>> Begin

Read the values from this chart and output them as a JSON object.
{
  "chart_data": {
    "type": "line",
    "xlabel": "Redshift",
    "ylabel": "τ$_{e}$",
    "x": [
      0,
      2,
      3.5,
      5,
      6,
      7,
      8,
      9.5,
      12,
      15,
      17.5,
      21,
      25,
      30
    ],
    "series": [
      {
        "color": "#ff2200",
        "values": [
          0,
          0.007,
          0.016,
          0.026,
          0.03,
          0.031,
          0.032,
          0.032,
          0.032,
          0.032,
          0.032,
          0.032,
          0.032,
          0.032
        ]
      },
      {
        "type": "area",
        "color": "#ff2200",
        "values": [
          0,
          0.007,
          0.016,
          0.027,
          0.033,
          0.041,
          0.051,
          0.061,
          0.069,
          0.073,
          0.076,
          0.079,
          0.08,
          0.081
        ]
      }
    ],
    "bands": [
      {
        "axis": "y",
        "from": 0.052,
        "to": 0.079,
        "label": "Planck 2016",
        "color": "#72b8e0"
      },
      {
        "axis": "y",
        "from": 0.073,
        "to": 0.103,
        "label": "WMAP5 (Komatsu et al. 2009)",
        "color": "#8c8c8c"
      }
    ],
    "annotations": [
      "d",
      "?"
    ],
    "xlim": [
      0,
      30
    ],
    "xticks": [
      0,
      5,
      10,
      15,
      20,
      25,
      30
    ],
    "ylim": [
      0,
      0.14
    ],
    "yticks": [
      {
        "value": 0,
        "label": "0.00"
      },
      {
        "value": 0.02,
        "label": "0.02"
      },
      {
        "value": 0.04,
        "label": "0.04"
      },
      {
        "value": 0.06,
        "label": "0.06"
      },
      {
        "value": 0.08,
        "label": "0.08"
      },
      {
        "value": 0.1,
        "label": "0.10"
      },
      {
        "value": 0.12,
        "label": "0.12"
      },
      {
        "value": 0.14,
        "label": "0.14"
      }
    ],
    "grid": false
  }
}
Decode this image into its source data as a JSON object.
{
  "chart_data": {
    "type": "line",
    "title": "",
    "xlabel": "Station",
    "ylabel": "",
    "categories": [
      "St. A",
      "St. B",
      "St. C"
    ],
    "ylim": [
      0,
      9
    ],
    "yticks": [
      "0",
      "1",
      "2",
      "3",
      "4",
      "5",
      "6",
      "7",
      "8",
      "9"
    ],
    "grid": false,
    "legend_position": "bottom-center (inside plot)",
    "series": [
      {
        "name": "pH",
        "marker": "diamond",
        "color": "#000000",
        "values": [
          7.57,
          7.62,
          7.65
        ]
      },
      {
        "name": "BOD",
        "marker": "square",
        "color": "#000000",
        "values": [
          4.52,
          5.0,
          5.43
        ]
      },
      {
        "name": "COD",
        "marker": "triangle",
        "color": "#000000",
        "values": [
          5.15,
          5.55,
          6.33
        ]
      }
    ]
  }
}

>> End

- WHAT THIS TASK INVOLVES: Reproduce each entry exactly, leaving out nothing.

- RESPONSE TO THIS EXERCISE:
Read the values from this chart and output them as a JSON object.
{
  "chart_data": {
    "type": "line",
    "xlabel": "Redshift",
    "ylabel": "τ$_{e}$",
    "x": [
      0,
      2,
      3.5,
      5,
      6,
      7,
      8,
      9.5,
      12,
      15,
      17.5,
      21,
      25,
      30
    ],
    "series": [
      {
        "color": "#ff2200",
        "values": [
          0,
          0.007,
          0.016,
          0.026,
          0.03,
          0.031,
          0.032,
          0.032,
          0.032,
          0.032,
          0.032,
          0.032,
          0.032,
          0.032
        ]
      },
      {
        "type": "area",
        "color": "#ff2200",
        "values": [
          0,
          0.007,
          0.016,
          0.027,
          0.033,
          0.041,
          0.051,
          0.061,
          0.069,
          0.073,
          0.076,
          0.079,
          0.08,
          0.081
        ]
      }
    ],
    "bands": [
      {
        "axis": "y",
        "from": 0.052,
        "to": 0.079,
        "label": "Planck 2016",
        "color": "#72b8e0"
      },
      {
        "axis": "y",
        "from": 0.073,
        "to": 0.103,
        "label": "WMAP5 (Komatsu et al. 2009)",
        "color": "#8c8c8c"
      }
    ],
    "annotations": [
      "d",
      "?"
    ],
    "xlim": [
      0,
      30
    ],
    "xticks": [
      0,
      5,
      10,
      15,
      20,
      25,
      30
    ],
    "ylim": [
      0,
      0.14
    ],
    "yticks": [
      {
        "value": 0,
        "label": "0.00"
      },
      {
        "value": 0.02,
        "label": "0.02"
      },
      {
        "value": 0.04,
        "label": "0.04"
      },
      {
        "value": 0.06,
        "label": "0.06"
      },
      {
        "value": 0.08,
        "label": "0.08"
      },
      {
        "value": 0.1,
        "label": "0.10"
      },
      {
        "value": 0.12,
        "label": "0.12"
      },
      {
        "value": 0.14,
        "label": "0.14"
      }
    ],
    "grid": false
  }
}
Decode this image into its source data as a JSON object.
{
  "chart_data": {
    "type": "line",
    "title": "",
    "xlabel": "Station",
    "ylabel": "",
    "categories": [
      "St. A",
      "St. B",
      "St. C"
    ],
    "ylim": [
      0,
      9
    ],
    "yticks": [
      "0",
      "1",
      "2",
      "3",
      "4",
      "5",
      "6",
      "7",
      "8",
      "9"
    ],
    "grid": false,
    "legend_position": "bottom-center (inside plot)",
    "series": [
      {
        "name": "pH",
        "marker": "diamond",
        "color": "#000000",
        "values": [
          7.57,
          7.62,
          7.65
        ]
      },
      {
        "name": "BOD",
        "marker": "square",
        "color": "#000000",
        "values": [
          4.52,
          5.0,
          5.43
        ]
      },
      {
        "name": "COD",
        "marker": "triangle",
        "color": "#000000",
        "values": [
          5.15,
          5.55,
          6.33
        ]
      }
    ]
  }
}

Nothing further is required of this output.